* BEGIN MATERIAL PROVIDED *

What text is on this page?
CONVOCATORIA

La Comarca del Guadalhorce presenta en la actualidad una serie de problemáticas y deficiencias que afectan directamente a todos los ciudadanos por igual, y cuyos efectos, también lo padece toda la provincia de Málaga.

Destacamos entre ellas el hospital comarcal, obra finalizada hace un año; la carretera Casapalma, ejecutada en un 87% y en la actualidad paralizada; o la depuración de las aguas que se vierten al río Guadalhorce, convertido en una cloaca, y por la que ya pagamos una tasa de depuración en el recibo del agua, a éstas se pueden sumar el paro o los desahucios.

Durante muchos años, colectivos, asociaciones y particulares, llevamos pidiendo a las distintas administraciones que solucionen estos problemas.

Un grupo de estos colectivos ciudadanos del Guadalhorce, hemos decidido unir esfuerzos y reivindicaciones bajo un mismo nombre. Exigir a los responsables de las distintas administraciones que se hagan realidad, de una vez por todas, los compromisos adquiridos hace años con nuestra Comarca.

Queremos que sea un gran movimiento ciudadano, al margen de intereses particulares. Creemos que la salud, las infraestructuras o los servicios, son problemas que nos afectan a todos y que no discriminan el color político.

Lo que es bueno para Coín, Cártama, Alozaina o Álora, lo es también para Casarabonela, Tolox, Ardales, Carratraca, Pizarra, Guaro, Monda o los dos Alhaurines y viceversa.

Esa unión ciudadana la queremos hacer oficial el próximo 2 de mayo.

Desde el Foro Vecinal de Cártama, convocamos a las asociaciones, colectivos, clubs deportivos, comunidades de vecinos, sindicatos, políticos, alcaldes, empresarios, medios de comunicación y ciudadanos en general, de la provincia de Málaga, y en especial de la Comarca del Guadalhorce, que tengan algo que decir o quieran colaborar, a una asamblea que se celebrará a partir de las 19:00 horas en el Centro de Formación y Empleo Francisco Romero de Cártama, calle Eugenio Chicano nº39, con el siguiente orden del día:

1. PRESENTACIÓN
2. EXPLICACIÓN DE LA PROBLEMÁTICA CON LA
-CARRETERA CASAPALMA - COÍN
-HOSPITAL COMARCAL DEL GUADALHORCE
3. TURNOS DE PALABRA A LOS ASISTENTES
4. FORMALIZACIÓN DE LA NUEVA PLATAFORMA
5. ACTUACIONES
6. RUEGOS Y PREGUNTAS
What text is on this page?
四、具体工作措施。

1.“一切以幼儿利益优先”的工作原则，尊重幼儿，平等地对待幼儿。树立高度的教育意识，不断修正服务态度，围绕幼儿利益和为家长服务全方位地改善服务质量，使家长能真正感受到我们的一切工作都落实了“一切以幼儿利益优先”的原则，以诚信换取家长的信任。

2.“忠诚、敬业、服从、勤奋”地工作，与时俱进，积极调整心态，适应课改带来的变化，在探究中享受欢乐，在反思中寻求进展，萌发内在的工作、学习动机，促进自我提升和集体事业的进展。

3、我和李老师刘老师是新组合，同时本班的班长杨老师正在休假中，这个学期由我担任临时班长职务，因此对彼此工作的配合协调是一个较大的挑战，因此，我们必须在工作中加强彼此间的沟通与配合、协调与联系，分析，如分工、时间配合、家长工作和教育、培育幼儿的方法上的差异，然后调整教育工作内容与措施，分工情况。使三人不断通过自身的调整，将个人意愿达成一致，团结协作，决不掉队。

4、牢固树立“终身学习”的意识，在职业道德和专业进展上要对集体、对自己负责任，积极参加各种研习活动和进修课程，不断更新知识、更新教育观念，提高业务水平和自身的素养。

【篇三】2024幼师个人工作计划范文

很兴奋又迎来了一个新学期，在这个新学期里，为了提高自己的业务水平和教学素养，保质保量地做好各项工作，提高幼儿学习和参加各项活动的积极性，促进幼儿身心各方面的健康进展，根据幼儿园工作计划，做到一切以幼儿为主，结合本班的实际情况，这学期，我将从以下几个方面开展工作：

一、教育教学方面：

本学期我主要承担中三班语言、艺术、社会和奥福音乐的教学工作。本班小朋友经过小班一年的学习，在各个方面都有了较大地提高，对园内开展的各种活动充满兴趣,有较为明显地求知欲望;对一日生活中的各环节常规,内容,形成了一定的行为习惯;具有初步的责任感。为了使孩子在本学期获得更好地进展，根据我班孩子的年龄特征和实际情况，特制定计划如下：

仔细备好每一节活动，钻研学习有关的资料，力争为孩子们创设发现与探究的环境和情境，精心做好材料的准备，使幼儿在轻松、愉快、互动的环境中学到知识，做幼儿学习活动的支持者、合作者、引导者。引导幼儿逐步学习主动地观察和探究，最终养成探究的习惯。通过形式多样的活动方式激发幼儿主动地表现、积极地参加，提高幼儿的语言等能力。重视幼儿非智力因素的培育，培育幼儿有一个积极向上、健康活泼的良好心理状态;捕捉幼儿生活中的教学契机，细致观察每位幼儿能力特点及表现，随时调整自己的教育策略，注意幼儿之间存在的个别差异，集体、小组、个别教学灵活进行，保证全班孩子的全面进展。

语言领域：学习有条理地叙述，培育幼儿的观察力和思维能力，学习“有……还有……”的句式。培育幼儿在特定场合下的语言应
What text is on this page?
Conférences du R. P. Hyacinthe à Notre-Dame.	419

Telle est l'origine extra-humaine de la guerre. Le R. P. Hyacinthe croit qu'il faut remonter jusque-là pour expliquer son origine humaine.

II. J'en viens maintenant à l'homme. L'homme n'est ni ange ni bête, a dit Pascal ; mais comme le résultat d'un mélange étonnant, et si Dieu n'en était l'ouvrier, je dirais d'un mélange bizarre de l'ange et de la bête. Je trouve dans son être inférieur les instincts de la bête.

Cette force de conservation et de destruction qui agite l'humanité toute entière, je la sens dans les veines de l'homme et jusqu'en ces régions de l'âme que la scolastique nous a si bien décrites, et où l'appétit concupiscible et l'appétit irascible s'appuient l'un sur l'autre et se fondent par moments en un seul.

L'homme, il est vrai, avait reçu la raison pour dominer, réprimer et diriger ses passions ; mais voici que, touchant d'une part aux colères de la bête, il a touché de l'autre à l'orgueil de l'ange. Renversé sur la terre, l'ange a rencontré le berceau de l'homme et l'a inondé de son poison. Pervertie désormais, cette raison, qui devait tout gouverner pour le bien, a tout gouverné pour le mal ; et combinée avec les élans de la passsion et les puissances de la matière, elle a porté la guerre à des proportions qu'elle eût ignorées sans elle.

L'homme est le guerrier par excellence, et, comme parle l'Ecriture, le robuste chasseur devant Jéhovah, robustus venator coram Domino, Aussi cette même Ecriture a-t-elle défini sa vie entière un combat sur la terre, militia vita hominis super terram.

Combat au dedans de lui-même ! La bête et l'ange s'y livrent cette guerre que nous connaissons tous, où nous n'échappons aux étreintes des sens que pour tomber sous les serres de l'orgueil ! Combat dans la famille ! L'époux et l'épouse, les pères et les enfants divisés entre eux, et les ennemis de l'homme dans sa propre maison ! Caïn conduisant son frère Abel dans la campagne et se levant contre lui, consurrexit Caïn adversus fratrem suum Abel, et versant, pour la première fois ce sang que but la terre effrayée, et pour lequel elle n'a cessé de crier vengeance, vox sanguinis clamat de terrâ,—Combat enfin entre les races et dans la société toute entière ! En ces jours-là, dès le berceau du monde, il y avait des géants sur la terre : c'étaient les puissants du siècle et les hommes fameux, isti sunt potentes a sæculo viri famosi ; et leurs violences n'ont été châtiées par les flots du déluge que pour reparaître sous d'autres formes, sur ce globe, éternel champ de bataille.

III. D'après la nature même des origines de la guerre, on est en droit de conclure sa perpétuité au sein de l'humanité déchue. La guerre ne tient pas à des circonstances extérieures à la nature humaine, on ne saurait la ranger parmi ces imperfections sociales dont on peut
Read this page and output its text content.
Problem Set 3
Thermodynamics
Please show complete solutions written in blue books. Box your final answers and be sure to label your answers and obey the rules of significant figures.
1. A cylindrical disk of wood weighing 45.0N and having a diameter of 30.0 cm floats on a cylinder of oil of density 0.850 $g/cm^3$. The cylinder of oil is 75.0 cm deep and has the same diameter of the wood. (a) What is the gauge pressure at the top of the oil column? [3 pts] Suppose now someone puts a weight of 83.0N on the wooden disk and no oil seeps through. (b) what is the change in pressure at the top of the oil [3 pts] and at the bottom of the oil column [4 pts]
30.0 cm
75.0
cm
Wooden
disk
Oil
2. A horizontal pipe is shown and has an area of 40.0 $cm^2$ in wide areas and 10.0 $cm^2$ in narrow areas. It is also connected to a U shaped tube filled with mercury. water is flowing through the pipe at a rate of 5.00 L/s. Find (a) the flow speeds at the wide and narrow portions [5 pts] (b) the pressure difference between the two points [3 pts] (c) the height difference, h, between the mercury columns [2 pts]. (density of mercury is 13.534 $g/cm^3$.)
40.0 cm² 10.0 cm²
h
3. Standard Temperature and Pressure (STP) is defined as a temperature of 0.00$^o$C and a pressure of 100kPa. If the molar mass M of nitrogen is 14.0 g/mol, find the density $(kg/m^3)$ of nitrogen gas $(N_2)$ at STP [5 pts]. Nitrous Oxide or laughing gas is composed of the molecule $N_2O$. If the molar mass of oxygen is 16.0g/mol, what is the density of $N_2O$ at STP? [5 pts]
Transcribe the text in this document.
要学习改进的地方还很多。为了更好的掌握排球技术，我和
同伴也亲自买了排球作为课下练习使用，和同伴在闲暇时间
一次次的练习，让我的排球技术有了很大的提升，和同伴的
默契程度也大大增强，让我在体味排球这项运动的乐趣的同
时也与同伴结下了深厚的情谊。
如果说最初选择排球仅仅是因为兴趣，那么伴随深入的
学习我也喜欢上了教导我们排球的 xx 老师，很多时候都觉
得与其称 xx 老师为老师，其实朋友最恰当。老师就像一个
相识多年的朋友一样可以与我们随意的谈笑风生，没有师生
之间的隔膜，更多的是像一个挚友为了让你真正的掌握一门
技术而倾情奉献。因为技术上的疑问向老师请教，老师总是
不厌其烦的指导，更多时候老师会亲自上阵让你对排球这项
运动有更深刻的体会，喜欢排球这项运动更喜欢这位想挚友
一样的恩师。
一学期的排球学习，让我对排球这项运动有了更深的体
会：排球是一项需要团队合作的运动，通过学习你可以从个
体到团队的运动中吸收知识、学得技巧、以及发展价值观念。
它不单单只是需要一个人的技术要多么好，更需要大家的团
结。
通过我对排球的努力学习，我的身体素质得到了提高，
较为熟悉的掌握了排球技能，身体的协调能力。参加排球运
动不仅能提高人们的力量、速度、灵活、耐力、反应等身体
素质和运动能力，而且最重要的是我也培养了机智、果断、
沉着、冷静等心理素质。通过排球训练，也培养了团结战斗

* END MATERIAL PROVIDED *

**PROMPT:** Find every line with "avait" in the listing and state how many there are, nothing else.

**PROBLEM SOLUTION:** 2